AIM: Using the entries that follow, state how many lines contain the word "this". The response is that number and nothing more.
· · ·
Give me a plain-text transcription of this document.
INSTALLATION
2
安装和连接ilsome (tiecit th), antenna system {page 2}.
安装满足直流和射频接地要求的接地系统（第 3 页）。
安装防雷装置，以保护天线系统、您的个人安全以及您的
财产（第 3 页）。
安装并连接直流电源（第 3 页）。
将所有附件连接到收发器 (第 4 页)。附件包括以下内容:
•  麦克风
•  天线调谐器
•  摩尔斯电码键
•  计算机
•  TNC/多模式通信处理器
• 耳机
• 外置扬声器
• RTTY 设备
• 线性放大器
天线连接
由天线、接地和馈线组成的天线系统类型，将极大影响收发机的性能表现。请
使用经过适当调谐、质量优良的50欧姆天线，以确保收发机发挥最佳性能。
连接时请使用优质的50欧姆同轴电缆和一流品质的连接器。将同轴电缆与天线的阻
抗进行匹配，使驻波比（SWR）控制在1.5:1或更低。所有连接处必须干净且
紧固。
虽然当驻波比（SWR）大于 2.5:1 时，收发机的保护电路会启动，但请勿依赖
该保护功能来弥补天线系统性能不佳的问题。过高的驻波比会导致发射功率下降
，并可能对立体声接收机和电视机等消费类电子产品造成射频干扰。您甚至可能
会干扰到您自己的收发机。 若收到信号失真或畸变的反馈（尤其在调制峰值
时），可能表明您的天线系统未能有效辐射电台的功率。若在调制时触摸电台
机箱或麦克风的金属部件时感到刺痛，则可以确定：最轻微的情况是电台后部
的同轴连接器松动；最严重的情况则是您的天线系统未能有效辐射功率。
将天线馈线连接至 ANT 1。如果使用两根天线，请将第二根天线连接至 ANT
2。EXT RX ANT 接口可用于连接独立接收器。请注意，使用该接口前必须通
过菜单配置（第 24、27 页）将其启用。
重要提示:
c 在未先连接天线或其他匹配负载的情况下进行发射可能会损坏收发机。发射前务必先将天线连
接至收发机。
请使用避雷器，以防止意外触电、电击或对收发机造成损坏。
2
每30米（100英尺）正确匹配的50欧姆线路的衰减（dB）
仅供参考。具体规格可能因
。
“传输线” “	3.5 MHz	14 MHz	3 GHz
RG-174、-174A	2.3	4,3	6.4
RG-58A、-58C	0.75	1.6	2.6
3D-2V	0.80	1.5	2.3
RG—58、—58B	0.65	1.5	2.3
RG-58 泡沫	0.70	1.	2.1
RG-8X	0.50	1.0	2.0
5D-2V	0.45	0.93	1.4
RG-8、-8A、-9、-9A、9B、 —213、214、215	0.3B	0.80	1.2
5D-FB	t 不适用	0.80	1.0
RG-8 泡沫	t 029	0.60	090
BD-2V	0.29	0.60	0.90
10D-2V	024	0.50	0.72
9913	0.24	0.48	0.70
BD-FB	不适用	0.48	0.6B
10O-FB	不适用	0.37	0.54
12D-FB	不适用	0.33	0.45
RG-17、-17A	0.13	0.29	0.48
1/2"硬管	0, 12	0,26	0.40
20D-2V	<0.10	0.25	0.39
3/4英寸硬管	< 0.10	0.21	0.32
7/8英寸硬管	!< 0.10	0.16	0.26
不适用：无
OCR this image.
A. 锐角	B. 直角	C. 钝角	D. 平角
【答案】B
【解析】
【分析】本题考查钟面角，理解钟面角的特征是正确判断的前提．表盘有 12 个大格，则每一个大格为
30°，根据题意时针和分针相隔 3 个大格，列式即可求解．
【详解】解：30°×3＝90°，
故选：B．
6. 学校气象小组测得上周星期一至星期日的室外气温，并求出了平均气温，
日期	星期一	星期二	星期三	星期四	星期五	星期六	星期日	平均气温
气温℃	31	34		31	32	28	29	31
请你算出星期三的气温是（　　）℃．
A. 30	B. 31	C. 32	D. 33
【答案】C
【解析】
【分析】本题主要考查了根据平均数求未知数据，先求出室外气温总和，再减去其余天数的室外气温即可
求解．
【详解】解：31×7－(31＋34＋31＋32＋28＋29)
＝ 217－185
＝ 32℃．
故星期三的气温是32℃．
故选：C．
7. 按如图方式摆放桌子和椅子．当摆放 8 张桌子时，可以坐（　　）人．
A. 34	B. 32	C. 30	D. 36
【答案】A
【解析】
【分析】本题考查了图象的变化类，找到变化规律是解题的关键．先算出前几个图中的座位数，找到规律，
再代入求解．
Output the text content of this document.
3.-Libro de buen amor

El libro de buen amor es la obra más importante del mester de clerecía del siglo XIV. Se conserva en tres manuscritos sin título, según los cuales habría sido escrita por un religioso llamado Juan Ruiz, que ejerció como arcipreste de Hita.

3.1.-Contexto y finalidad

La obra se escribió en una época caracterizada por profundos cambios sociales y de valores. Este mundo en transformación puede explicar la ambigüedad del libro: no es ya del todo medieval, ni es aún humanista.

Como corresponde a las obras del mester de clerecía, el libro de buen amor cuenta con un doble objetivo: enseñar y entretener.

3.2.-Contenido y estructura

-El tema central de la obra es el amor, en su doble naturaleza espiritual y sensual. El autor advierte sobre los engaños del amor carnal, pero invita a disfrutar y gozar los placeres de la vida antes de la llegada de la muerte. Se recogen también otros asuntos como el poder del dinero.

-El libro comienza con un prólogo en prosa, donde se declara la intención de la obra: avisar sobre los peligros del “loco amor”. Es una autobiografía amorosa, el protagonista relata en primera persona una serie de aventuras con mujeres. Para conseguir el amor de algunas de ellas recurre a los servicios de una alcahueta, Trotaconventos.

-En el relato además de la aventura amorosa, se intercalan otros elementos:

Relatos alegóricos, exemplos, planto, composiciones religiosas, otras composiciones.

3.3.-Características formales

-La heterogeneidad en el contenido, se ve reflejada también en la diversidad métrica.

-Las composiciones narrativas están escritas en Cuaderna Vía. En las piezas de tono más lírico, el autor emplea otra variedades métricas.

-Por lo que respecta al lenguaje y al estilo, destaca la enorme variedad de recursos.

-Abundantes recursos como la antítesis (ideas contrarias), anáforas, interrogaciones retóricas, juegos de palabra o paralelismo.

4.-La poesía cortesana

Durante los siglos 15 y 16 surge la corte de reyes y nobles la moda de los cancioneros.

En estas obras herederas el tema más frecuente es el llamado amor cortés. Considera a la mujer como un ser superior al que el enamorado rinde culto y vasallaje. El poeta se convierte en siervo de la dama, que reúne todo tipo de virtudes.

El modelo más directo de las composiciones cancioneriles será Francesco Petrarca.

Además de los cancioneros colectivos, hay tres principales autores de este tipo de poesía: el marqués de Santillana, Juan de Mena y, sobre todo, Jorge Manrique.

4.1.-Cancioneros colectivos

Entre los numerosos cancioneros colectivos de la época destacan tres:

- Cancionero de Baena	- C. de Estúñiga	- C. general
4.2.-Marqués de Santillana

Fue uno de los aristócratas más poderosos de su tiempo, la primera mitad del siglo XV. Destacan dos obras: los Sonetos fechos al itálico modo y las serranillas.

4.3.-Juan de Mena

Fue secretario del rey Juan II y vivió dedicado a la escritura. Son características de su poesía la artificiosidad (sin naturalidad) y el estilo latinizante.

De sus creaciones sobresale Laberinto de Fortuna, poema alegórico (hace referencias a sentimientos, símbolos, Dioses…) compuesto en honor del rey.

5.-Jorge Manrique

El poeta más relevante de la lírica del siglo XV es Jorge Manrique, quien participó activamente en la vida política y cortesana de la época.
· · ·
FULL OUTPUT: 3